> _WHAT TO WORK ON_
According to the pbftoosm page, which programming language was the tool written in?
======== DOCUMENT TEXT
Pbftoosm
- About
- Pbftoosm was a tool to convert an .osm.pbf file into a OSM XML file (usually .osm filename suffix).
- Reason for being historic
- It was developed in 2011 and is not maintained any more. Its features are included in Osmconvert nowadays.
- Captured time
- 2011
pbftoosm is a tool which transforms .pbf files into .osm files. You can define a bounding box or a bounding polygon to get a limitation of the map region in the same process. This tool is written in C and rather fast.
- This program is not actively maintained at present. Please try using osmconvert instead.
Download
These Downloads are available:
- binary for Linux 32 bit
- binary for Linux 64 bit
- binary for Window
- source code (newest version, might be a beta)
- need to link zlib (i.e. cc -lz pbftoosm.c -o pbftoosm)
(As usual: There is no warranty, to the extent permitted by law.)
Program Description
There are two major functions: translating a .pbf file into .osm format and limiting the borders to a certain geographical region.
================
======== DATA EXTRACT
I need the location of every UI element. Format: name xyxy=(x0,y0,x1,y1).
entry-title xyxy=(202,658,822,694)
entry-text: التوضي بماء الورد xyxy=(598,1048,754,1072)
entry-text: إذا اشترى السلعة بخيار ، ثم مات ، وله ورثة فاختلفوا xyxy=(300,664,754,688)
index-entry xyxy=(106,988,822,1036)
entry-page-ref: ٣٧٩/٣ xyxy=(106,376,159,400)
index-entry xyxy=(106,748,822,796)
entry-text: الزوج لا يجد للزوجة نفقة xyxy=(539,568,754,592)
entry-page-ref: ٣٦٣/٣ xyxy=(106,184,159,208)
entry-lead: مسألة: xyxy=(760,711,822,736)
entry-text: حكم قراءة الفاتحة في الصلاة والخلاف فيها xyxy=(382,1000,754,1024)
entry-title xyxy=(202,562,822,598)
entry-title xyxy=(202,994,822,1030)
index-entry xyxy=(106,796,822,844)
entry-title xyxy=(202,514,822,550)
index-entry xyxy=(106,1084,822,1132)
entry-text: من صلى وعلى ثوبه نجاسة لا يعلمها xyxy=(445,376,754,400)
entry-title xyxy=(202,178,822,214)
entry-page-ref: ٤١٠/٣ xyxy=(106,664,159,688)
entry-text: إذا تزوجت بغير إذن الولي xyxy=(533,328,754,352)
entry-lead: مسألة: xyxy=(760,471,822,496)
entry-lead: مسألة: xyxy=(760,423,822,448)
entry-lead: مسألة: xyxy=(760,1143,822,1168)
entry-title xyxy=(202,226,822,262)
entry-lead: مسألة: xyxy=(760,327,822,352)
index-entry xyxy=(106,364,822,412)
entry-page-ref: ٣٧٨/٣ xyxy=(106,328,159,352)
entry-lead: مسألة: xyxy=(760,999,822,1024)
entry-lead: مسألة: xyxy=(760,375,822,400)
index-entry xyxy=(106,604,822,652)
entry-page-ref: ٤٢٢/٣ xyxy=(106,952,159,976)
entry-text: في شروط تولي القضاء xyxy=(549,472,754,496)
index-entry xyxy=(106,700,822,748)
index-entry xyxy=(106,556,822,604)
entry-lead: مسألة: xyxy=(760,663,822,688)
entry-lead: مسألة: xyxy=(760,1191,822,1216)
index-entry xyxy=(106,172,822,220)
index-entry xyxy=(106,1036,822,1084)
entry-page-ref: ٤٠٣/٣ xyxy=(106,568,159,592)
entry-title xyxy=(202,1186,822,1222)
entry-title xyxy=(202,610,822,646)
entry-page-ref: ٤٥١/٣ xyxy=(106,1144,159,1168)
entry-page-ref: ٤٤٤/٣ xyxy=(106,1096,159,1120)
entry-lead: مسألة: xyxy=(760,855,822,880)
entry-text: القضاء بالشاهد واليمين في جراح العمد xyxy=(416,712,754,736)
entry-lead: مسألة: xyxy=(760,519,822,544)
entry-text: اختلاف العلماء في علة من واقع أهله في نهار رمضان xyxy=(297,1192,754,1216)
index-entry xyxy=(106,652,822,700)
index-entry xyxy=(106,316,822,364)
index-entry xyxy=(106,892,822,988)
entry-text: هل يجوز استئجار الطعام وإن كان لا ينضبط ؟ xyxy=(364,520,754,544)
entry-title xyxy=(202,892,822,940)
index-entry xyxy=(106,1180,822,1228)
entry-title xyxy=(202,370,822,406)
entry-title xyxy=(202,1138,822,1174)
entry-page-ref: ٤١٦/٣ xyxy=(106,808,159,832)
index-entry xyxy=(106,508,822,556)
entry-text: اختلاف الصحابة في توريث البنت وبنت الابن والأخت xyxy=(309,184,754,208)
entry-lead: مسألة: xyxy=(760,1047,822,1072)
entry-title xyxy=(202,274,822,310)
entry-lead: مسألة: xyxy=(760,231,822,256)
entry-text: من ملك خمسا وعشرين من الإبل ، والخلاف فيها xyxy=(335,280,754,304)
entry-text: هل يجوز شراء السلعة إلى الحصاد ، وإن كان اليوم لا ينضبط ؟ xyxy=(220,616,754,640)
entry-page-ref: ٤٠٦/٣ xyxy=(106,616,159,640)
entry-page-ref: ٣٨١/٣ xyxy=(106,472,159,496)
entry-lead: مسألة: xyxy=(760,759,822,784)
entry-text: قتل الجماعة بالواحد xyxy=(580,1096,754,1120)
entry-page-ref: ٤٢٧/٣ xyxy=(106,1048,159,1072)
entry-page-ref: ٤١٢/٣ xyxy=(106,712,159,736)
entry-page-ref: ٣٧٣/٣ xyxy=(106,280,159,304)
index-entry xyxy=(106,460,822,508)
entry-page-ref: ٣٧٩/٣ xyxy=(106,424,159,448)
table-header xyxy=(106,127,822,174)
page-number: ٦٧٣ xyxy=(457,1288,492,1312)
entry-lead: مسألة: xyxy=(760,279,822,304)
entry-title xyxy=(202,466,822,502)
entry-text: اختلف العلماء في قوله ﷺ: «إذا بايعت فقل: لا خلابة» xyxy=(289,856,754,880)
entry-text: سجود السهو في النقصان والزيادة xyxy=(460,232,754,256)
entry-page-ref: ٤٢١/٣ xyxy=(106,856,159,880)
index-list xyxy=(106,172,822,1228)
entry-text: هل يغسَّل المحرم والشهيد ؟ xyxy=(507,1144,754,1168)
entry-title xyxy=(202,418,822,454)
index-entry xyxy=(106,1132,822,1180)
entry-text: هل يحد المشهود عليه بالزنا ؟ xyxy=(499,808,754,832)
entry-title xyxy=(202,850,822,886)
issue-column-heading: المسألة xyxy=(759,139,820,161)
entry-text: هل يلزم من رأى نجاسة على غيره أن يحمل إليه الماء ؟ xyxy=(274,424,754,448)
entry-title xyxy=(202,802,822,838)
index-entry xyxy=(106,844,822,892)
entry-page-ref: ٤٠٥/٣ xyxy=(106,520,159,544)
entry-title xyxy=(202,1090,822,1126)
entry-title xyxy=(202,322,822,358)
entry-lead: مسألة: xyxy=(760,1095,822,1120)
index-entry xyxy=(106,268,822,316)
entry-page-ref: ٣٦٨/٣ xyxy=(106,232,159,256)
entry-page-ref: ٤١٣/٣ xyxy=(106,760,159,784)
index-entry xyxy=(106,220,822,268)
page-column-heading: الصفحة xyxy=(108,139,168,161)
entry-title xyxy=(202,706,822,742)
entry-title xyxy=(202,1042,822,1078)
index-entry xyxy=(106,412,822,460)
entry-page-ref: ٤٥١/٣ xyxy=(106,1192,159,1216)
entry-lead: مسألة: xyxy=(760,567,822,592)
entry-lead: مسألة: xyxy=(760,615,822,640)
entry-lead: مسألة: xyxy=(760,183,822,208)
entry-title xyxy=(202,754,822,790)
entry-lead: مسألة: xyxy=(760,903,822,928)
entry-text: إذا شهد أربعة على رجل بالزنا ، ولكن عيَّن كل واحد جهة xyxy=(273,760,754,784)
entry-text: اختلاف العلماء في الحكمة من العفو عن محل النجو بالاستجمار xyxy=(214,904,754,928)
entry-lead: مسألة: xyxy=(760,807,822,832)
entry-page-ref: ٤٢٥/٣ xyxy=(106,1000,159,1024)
================
> _SOLUTION TO THE EXERCISE_
C.